But the "clever" / fun way would be to check if [mybuffer + eax - 1] is a digit, and if so use it. Otherwise check the previous byte. (Or just assume there's a newline and always check [mybuffer + eax - 2], the 2nd-last byte of what was read. (Or off the start of the buffer if the user just pressed return.)
(To efficiently check for an ASCII digit; sub al, '0' / cmp al, 9 / ja non_digit. See double condition checking in assembly / What is the idea behind ^= 32, that converts lowercase letters to upper and vice versa?)
Just for fun, here's a more compact version that always just checks the 2nd-last byte of the read() input. (It doesn't check for being a digit, and it reads outside the buffer for input lengths of 0 or 1, e.g. pressing control-D or return.) Also for read errors, e.g. redirect with strace ./oddeven <&- to close its stdin.
Note the interesting part:
; check if the low digit is even or odd
mov ecx, msg_even
mov edx, msg_odd ; these don't set flags and actually could be done after TEST
test byte [mybuf + eax - 2], 1 ; check the low bit of 2nd-last byte of the read input
cmovnz ecx, edx
;Display selected message
mov eax, 4 ; sys_write
mov ebx, 1 ; file descriptor: stdout
mov edx, msg_odd.len
int 80h ; write(1, digit&1 ? msg_odd : msg_even, msg_odd.len)
I used cmov, but a simple branch over a mov ecx, msg_odd would work. You don't need to duplicate the whole setup for the system call, just run it with the right pointer and length. (ECX and EDX values, and I padded the odd message with a space so I could use the same length for both.)
________________
### YOUR TASKS
• a. Please answer these questions about the assembly odd/even post:
(i) Which byte of the read() input does the compact version always check?
(ii) What instruction sequence does the post give for efficiently checking for an ASCII digit?
(iii) Why was the odd message padded with a space?
• b. Carry on the assembly odd/even post after its last sentence.

### SOURCE MATERIAL
________________
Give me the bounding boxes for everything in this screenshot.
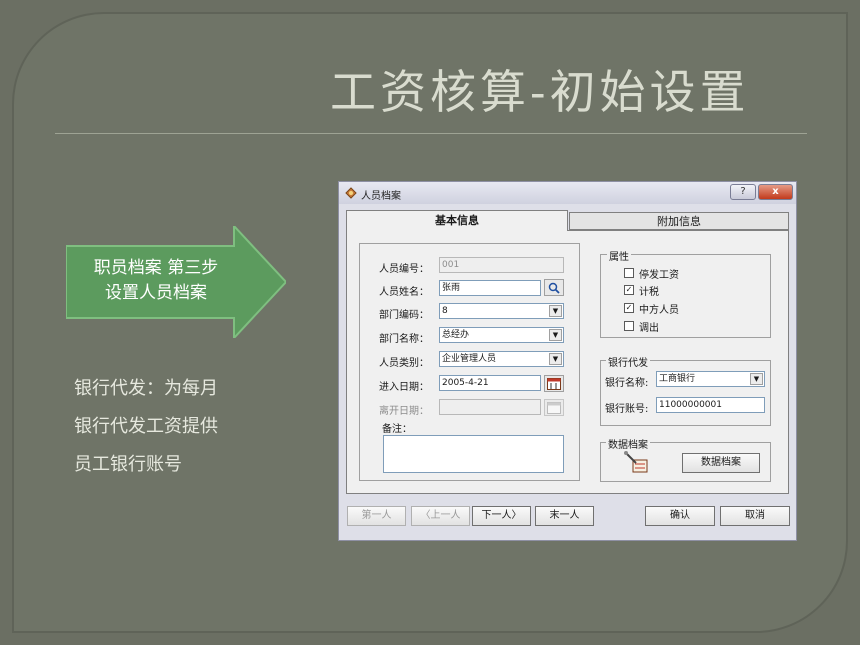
________________
### SOLVED PROBLEMS
• a.
(i) The 2nd-last byte of what was read.
(ii) sub al, '0' / cmp al, 9 / ja non_digit.
(iii) So the same length could be used for both messages.

• b.
And this is a homebrewed static_assert(msg_odd.len == msg_even.len), using NASM's conditional directives (https://nasm.us/doc/nasmdoc4.html). It's not just a separate preprocessor like C has, it can use NASM numeric equ expressions.
%if msg_odd.len != msg_even.len
; homebrew assert with NASM preprocessor, since I chose to skip doing a 2nd cmov for the length
%warn we assume both messages have the same length
%endif
The full thing. I outside of the part shown above, I just tweaked comments to sometimes simplify when I thought it was too redundant, and used meaningful label names.
Also, I put .rodata and .bss at the top because NASM complained about referencing msg_odd.len before it was defined. (You previously had your strings in .data, but read-only data should generally go in .rodata, so the OS can share those pages between runs of the same program because they stay clean.)
Other fixes:
Linux/Unix uses 0xa line endings, \n not \n\r.
stdin is fd 0. 2 is stderr. (2 happens to work because terminal emulators normally run the shell with all 3 file descriptors referring to the same read+write open file description for the tty).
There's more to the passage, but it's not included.